PROVIDED ENTRIES:
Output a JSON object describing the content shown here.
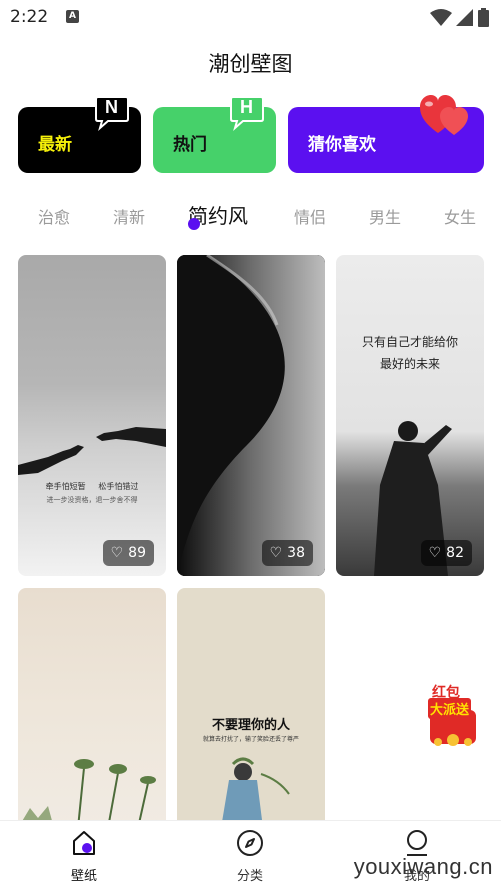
{
  "status_bar": {
    "time": "2:22",
    "notification_letter": "A",
    "icons": [
      "wifi-icon",
      "signal-icon",
      "battery-icon"
    ]
  },
  "header": {
    "title": "潮创壁图"
  },
  "feature_cards": [
    {
      "label": "最新",
      "badge_letter": "N",
      "badge_color": "#000000",
      "bg": "#000000",
      "text_color": "#f6f10a"
    },
    {
      "label": "热门",
      "badge_letter": "H",
      "badge_color": "#46d16a",
      "bg": "#46d16a",
      "text_color": "#111111"
    },
    {
      "label": "猜你喜欢",
      "badge_icon": "hearts-icon",
      "bg": "#5b10f0",
      "text_color": "#ffffff"
    }
  ],
  "categories": {
    "tabs": [
      "治愈",
      "清新",
      "简约风",
      "情侣",
      "男生",
      "女生"
    ],
    "active": "简约风",
    "accent": "#5b10f0"
  },
  "wallpapers": [
    {
      "likes": "89",
      "caption_left": "牵手怕短暂",
      "caption_right": "松手怕错过",
      "caption_sub": "进一步没资格，退一步舍不得"
    },
    {
      "likes": "38"
    },
    {
      "likes": "82",
      "quote_line1": "只有自己才能给你",
      "quote_line2": "最好的未来"
    },
    {},
    {
      "headline": "不要理你的人",
      "subline": "就算去打扰了，输了笑脸还丢了尊严"
    }
  ],
  "red_packet": {
    "line1": "红包",
    "line2": "大派送"
  },
  "bottom_nav": {
    "items": [
      {
        "label": "壁纸",
        "icon": "home-icon",
        "active": true
      },
      {
        "label": "分类",
        "icon": "compass-icon",
        "active": false
      },
      {
        "label": "我的",
        "icon": "profile-icon",
        "active": false
      }
    ]
  },
  "watermark": "youxiwang.cn"
}
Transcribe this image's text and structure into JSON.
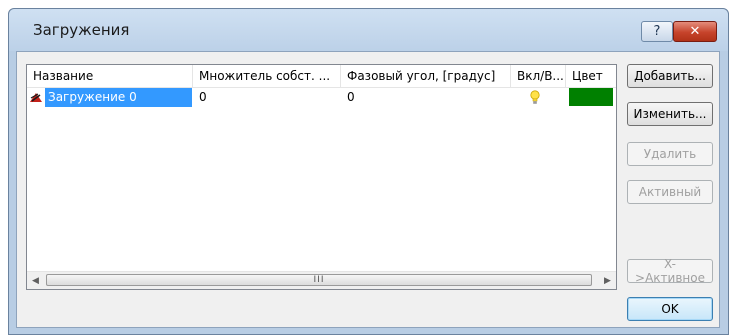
{
  "window": {
    "title": "Загружения",
    "help_label": "?",
    "close_label": "✕"
  },
  "table": {
    "columns": [
      "Название",
      "Множитель собст. ...",
      "Фазовый угол, [градус]",
      "Вкл/В...",
      "Цвет"
    ],
    "rows": [
      {
        "name": "Загружение 0",
        "multiplier": "0",
        "phase": "0",
        "enabled": "bulb-on-icon",
        "color": "#008000"
      }
    ],
    "scroll_grip": "III"
  },
  "buttons": {
    "add": "Добавить...",
    "edit": "Изменить...",
    "delete": "Удалить",
    "active": "Активный",
    "x_active": "X->Активное",
    "ok": "OK"
  }
}
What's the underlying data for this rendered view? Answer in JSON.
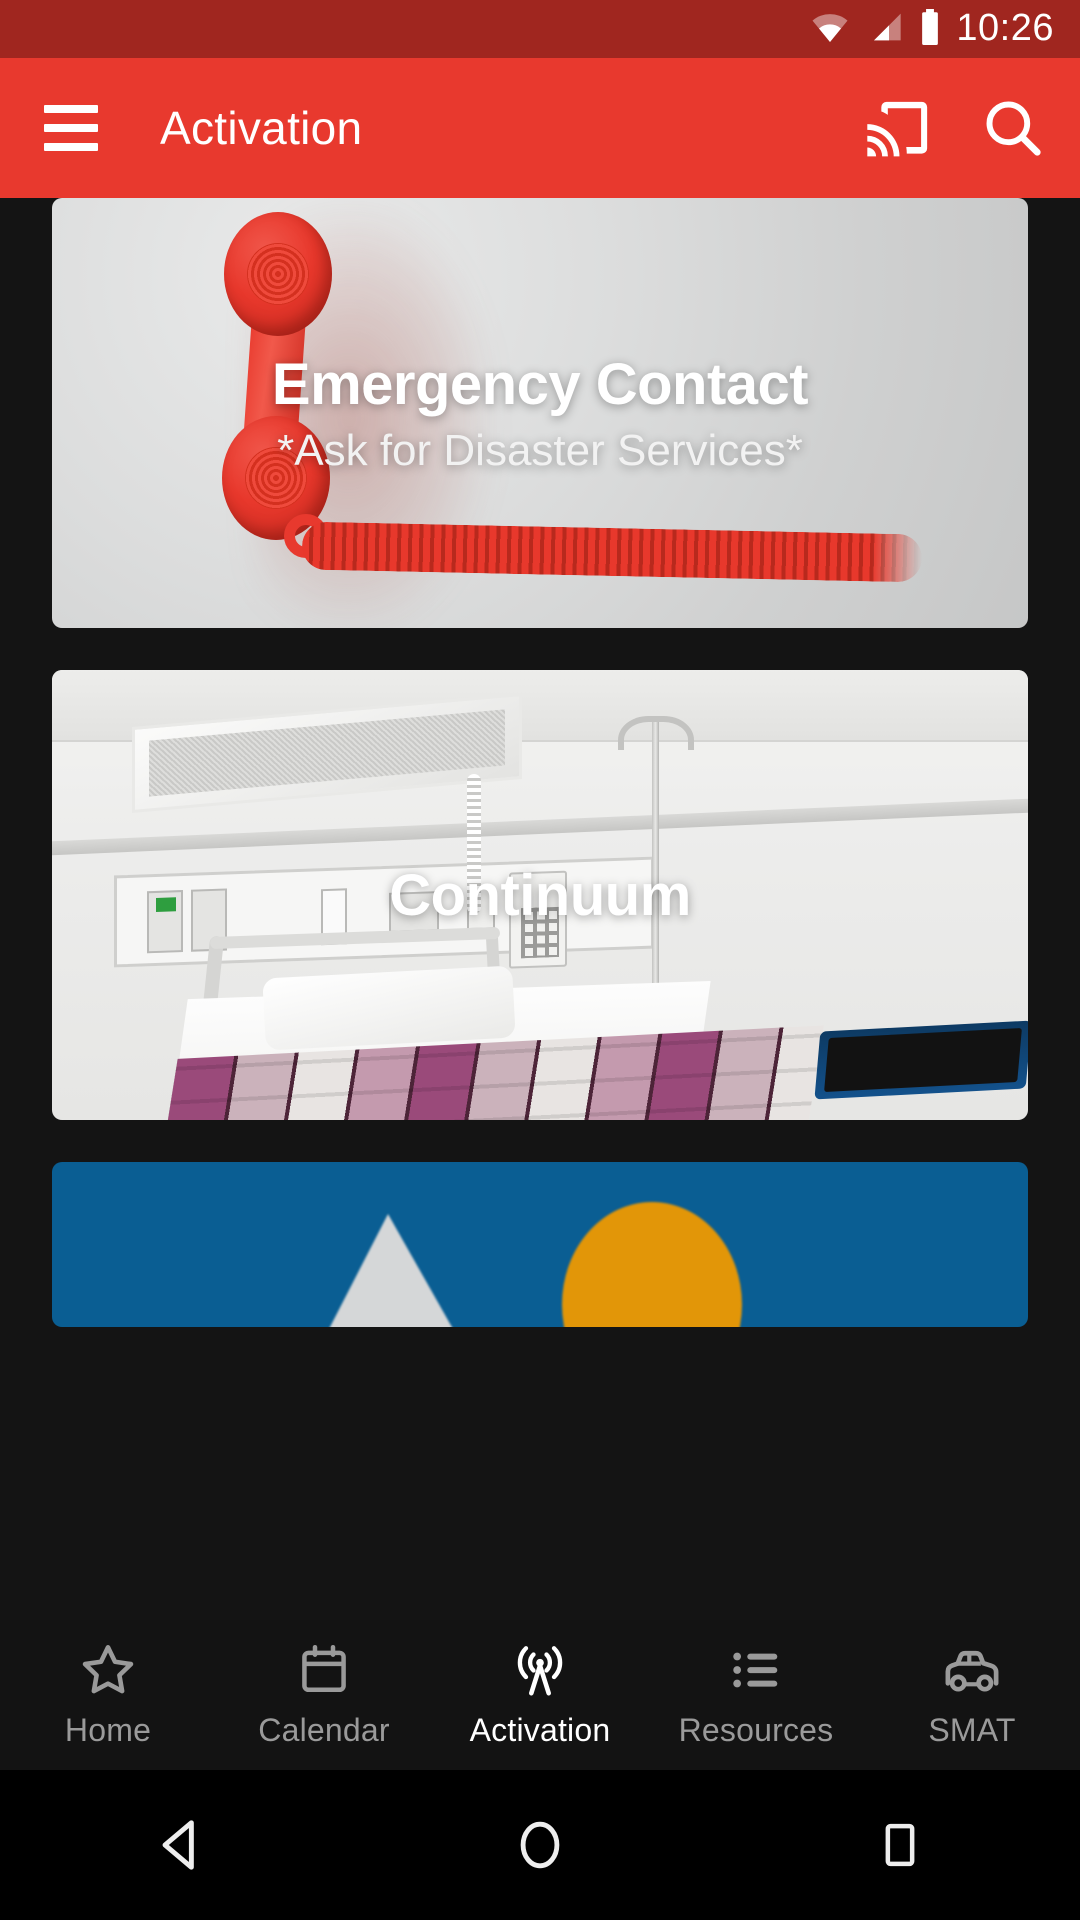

WHAT THE TASK REQUIRES: Set down every record once more, word for word, without pictures.

WRITTEN ANSWER:
Output a JSON object describing the content shown here.
{
  "status_bar": {
    "time": "2:22",
    "notification_letter": "A",
    "icons": [
      "wifi-icon",
      "signal-icon",
      "battery-icon"
    ]
  },
  "header": {
    "title": "潮创壁图"
  },
  "feature_cards": [
    {
      "label": "最新",
      "badge_letter": "N",
      "badge_color": "#000000",
      "bg": "#000000",
      "text_color": "#f6f10a"
    },
    {
      "label": "热门",
      "badge_letter": "H",
      "badge_color": "#46d16a",
      "bg": "#46d16a",
      "text_color": "#111111"
    },
    {
      "label": "猜你喜欢",
      "badge_icon": "hearts-icon",
      "bg": "#5b10f0",
      "text_color": "#ffffff"
    }
  ],
  "categories": {
    "tabs": [
      "治愈",
      "清新",
      "简约风",
      "情侣",
      "男生",
      "女生"
    ],
    "active": "简约风",
    "accent": "#5b10f0"
  },
  "wallpapers": [
    {
      "likes": "89",
      "caption_left": "牵手怕短暂",
      "caption_right": "松手怕错过",
      "caption_sub": "进一步没资格，退一步舍不得"
    },
    {
      "likes": "38"
    },
    {
      "likes": "82",
      "quote_line1": "只有自己才能给你",
      "quote_line2": "最好的未来"
    },
    {},
    {
      "headline": "不要理你的人",
      "subline": "就算去打扰了，输了笑脸还丢了尊严"
    }
  ],
  "red_packet": {
    "line1": "红包",
    "line2": "大派送"
  },
  "bottom_nav": {
    "items": [
      {
        "label": "壁纸",
        "icon": "home-icon",
        "active": true
      },
      {
        "label": "分类",
        "icon": "compass-icon",
        "active": false
      },
      {
        "label": "我的",
        "icon": "profile-icon",
        "active": false
      }
    ]
  },
  "watermark": "youxiwang.cn"
}
Transcribe this image's text and structure into JSON.
{
  "window": {
    "title": "Загружения",
    "help_label": "?",
    "close_label": "✕"
  },
  "table": {
    "columns": [
      "Название",
      "Множитель собст. ...",
      "Фазовый угол, [градус]",
      "Вкл/В...",
      "Цвет"
    ],
    "rows": [
      {
        "name": "Загружение 0",
        "multiplier": "0",
        "phase": "0",
        "enabled": "bulb-on-icon",
        "color": "#008000"
      }
    ],
    "scroll_grip": "III"
  },
  "buttons": {
    "add": "Добавить...",
    "edit": "Изменить...",
    "delete": "Удалить",
    "active": "Активный",
    "x_active": "X->Активное",
    "ok": "OK"
  }
}
What's the underlying data for this rendered view? Answer in JSON.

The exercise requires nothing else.